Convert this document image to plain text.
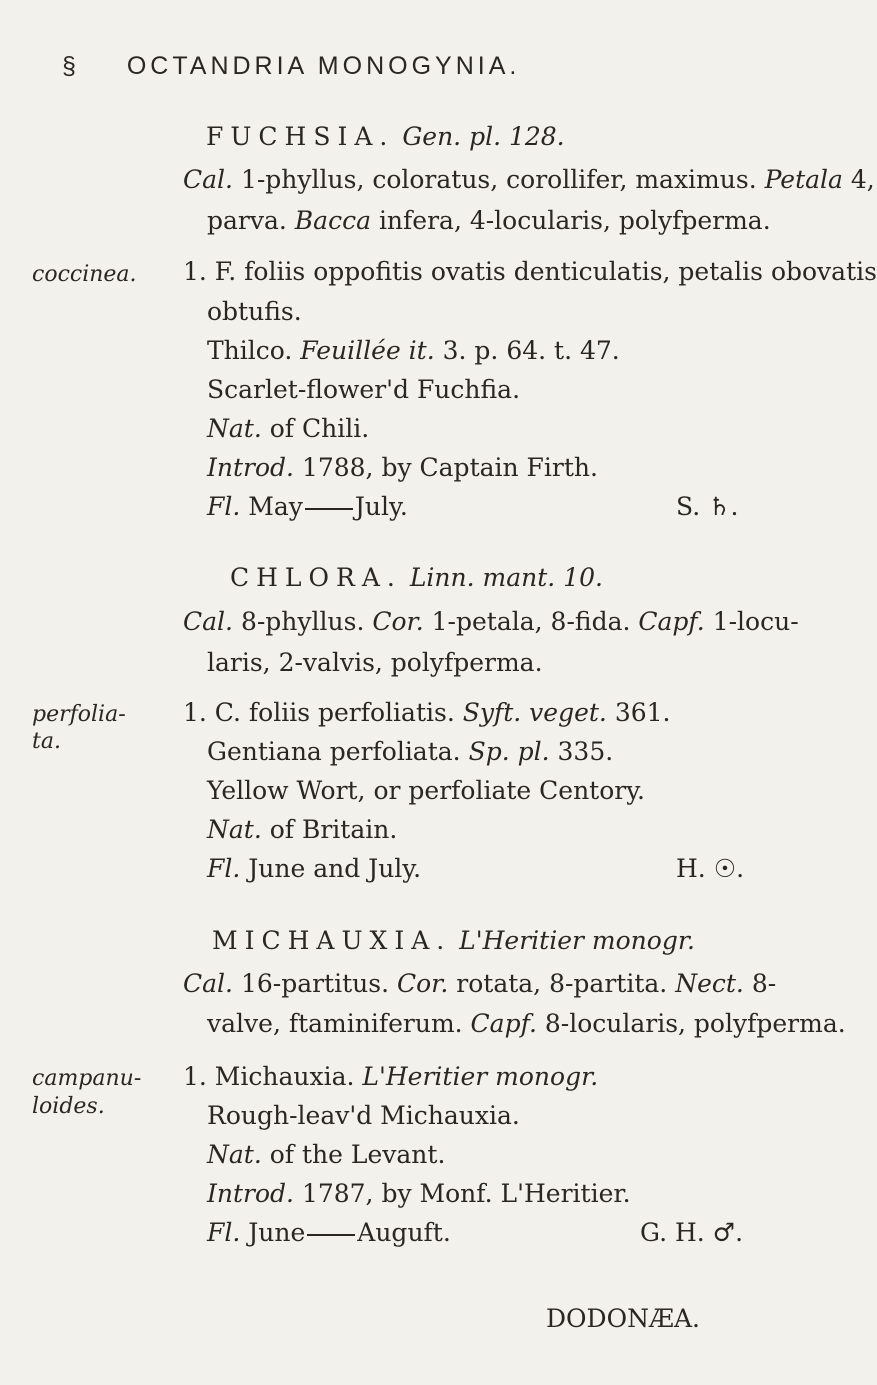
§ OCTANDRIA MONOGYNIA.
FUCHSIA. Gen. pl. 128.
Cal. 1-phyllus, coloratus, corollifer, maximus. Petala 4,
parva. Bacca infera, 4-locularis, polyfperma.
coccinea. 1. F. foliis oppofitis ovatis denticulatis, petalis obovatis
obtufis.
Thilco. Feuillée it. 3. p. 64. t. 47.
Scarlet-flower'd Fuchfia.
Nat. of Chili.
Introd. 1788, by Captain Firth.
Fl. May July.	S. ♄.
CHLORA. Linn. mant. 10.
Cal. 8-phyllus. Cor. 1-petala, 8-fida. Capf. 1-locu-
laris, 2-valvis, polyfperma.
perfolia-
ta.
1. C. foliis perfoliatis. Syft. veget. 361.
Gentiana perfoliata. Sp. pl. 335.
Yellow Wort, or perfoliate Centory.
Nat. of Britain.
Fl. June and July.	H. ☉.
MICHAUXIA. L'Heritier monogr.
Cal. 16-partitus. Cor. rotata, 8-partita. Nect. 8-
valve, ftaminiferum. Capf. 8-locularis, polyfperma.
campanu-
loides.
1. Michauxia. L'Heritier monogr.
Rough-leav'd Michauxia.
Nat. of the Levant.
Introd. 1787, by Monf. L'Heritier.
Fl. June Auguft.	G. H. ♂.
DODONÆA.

★ ★ ★ ★

_TASK DESCRIPTION_
Reproduce each record above by retyping it exactly; omit all images.

_RESULT FOR THIS TASK_
Convert this document image to plain text.
§ OCTANDRIA MONOGYNIA.
FUCHSIA. Gen. pl. 128.
Cal. 1-phyllus, coloratus, corollifer, maximus. Petala 4,
parva. Bacca infera, 4-locularis, polyfperma.
coccinea. 1. F. foliis oppofitis ovatis denticulatis, petalis obovatis
obtufis.
Thilco. Feuillée it. 3. p. 64. t. 47.
Scarlet-flower'd Fuchfia.
Nat. of Chili.
Introd. 1788, by Captain Firth.
Fl. May July.	S. ♄.
CHLORA. Linn. mant. 10.
Cal. 8-phyllus. Cor. 1-petala, 8-fida. Capf. 1-locu-
laris, 2-valvis, polyfperma.
perfolia-
ta.
1. C. foliis perfoliatis. Syft. veget. 361.
Gentiana perfoliata. Sp. pl. 335.
Yellow Wort, or perfoliate Centory.
Nat. of Britain.
Fl. June and July.	H. ☉.
MICHAUXIA. L'Heritier monogr.
Cal. 16-partitus. Cor. rotata, 8-partita. Nect. 8-
valve, ftaminiferum. Capf. 8-locularis, polyfperma.
campanu-
loides.
1. Michauxia. L'Heritier monogr.
Rough-leav'd Michauxia.
Nat. of the Levant.
Introd. 1787, by Monf. L'Heritier.
Fl. June Auguft.	G. H. ♂.
DODONÆA.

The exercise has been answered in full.